### Problem to solve
Give only the number of lines where "JSON" occurs.

### Record extracts
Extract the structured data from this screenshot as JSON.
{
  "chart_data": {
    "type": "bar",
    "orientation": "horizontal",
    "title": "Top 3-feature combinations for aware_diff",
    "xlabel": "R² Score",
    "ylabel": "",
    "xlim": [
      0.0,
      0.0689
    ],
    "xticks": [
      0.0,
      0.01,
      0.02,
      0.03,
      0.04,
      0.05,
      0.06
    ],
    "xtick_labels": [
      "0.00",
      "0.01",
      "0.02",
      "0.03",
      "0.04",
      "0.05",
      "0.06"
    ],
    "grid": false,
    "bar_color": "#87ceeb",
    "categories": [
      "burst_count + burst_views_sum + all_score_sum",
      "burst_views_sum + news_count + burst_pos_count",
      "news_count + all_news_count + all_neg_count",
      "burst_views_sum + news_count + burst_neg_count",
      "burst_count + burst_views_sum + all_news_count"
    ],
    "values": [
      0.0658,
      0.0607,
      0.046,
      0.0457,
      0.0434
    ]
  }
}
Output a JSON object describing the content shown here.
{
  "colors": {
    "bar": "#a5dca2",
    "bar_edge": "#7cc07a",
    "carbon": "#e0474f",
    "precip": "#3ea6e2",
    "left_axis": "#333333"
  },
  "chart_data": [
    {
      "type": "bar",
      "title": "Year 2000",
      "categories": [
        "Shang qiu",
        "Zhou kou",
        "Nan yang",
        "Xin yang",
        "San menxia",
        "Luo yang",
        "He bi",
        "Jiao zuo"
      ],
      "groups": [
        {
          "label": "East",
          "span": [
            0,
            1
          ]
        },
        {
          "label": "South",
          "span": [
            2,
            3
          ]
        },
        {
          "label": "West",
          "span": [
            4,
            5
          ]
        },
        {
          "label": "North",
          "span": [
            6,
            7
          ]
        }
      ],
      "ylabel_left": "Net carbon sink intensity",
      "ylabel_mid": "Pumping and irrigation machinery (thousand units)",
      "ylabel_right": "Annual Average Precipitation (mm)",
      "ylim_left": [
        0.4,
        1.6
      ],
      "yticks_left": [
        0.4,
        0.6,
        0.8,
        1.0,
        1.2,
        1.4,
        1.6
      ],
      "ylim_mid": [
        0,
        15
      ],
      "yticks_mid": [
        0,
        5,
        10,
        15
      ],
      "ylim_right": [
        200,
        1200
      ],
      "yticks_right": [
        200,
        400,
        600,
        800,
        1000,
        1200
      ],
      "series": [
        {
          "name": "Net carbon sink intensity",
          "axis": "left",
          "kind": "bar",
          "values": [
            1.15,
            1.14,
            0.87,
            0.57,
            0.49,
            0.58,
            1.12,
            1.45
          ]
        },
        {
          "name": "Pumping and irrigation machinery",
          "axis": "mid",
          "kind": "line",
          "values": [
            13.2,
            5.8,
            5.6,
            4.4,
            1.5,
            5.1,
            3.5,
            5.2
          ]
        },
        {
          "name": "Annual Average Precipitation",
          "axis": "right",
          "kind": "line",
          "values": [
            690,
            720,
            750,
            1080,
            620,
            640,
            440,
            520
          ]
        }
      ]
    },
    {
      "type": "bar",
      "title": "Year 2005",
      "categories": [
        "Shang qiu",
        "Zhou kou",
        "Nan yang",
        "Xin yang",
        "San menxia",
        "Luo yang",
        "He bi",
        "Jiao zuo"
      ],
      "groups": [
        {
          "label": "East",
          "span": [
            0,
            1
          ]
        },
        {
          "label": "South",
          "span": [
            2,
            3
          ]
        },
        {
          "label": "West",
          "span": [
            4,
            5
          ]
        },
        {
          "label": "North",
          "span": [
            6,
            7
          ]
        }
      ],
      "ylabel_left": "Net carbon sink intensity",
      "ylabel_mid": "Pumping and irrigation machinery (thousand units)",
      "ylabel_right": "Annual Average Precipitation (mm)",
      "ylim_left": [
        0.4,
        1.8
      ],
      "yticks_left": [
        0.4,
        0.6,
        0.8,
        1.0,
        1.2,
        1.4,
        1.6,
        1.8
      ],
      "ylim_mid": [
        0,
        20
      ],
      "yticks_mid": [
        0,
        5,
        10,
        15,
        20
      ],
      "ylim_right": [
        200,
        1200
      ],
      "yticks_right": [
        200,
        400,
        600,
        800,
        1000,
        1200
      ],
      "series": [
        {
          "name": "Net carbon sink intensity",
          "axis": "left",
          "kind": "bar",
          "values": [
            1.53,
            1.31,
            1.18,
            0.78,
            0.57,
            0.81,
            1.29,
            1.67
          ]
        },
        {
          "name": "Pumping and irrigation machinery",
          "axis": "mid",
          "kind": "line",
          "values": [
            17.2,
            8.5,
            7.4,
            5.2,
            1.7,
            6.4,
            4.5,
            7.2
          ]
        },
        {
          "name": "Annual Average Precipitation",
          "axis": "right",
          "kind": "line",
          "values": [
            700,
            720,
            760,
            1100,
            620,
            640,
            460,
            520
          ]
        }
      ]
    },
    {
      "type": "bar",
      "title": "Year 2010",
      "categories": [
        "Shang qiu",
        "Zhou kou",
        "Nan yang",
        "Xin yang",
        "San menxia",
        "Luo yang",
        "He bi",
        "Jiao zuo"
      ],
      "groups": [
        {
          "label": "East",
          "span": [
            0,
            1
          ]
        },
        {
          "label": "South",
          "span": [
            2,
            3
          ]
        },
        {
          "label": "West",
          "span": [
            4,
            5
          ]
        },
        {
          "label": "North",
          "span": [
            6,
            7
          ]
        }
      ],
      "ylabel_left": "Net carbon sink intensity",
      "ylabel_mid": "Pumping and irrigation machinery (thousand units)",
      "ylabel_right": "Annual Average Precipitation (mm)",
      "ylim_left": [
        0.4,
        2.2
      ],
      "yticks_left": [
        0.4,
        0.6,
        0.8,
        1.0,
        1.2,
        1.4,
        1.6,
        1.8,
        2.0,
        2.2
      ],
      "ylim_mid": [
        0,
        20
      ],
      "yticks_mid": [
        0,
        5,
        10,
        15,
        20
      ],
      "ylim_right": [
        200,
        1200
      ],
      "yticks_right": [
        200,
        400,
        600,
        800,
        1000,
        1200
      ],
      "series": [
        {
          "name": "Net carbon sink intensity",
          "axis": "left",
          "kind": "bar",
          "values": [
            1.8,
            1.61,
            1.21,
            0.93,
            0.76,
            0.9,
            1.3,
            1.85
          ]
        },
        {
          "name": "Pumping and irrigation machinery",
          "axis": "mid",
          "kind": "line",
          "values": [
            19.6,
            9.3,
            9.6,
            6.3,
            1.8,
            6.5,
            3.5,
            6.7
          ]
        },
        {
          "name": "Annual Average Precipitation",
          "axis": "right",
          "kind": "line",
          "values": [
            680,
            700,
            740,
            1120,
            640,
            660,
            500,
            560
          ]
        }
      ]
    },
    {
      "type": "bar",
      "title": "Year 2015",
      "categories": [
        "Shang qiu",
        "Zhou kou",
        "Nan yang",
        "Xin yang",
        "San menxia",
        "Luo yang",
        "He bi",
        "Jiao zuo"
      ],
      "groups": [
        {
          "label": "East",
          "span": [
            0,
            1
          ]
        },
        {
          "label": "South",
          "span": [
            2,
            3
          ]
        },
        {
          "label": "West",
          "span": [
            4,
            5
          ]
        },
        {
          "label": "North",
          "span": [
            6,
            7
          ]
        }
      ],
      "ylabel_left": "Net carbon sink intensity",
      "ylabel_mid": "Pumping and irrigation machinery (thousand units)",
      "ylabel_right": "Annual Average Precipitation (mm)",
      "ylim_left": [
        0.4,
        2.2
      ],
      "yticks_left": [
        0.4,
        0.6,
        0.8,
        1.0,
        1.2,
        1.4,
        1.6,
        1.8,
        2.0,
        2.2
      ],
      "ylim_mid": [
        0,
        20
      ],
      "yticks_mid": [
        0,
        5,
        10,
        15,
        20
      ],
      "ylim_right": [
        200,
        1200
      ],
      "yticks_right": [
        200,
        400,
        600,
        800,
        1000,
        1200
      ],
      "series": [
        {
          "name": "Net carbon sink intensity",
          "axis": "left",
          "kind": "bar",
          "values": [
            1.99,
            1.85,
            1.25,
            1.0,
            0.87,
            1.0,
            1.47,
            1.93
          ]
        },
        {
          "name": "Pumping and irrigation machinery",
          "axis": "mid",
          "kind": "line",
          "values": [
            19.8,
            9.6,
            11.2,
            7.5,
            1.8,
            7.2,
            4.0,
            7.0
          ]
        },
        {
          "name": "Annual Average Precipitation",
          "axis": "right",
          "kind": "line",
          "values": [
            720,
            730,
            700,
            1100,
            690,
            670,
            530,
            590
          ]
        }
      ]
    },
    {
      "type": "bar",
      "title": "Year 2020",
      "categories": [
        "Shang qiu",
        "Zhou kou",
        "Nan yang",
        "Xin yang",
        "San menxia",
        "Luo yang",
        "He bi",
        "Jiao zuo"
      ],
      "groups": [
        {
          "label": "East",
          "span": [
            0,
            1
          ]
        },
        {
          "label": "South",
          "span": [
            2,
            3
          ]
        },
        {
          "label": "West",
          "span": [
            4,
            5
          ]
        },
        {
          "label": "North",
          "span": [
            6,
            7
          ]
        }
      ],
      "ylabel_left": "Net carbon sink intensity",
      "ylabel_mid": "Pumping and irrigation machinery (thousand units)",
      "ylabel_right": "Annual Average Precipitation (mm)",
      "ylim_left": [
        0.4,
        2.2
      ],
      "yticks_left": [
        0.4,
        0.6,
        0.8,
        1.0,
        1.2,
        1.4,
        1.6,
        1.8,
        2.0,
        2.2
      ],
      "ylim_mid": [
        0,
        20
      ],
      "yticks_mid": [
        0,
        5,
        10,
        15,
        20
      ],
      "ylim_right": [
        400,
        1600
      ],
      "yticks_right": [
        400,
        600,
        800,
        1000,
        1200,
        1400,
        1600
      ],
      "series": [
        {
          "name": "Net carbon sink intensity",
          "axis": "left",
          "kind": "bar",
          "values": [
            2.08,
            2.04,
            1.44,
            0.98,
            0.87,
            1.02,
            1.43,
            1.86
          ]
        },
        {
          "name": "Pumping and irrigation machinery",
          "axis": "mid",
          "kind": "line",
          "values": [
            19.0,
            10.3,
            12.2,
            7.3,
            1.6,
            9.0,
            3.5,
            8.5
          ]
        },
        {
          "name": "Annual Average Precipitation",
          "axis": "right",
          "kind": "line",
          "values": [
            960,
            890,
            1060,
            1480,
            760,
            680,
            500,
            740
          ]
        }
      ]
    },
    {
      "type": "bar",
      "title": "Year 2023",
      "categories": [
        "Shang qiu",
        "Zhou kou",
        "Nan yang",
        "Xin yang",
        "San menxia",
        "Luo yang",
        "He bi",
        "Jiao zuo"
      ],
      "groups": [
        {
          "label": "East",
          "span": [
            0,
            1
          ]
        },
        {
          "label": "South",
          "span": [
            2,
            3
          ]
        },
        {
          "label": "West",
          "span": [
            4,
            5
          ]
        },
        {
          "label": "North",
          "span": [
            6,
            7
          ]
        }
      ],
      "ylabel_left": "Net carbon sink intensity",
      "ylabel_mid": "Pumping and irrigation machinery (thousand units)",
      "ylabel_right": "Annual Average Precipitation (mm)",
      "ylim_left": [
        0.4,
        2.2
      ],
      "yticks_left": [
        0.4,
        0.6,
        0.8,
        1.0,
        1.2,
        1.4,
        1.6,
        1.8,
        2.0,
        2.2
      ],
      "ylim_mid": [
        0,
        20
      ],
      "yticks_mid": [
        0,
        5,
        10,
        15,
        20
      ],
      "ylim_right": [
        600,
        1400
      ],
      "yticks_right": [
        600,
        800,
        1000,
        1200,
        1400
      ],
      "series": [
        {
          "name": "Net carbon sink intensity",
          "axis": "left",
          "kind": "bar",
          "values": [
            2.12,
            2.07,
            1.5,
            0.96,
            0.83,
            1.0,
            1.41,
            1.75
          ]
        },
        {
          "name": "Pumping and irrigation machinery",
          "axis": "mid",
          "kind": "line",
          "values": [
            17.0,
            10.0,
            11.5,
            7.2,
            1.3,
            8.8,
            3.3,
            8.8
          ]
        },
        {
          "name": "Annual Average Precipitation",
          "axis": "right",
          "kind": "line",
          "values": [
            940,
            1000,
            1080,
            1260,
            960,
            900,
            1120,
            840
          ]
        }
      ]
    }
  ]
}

### The completed task
2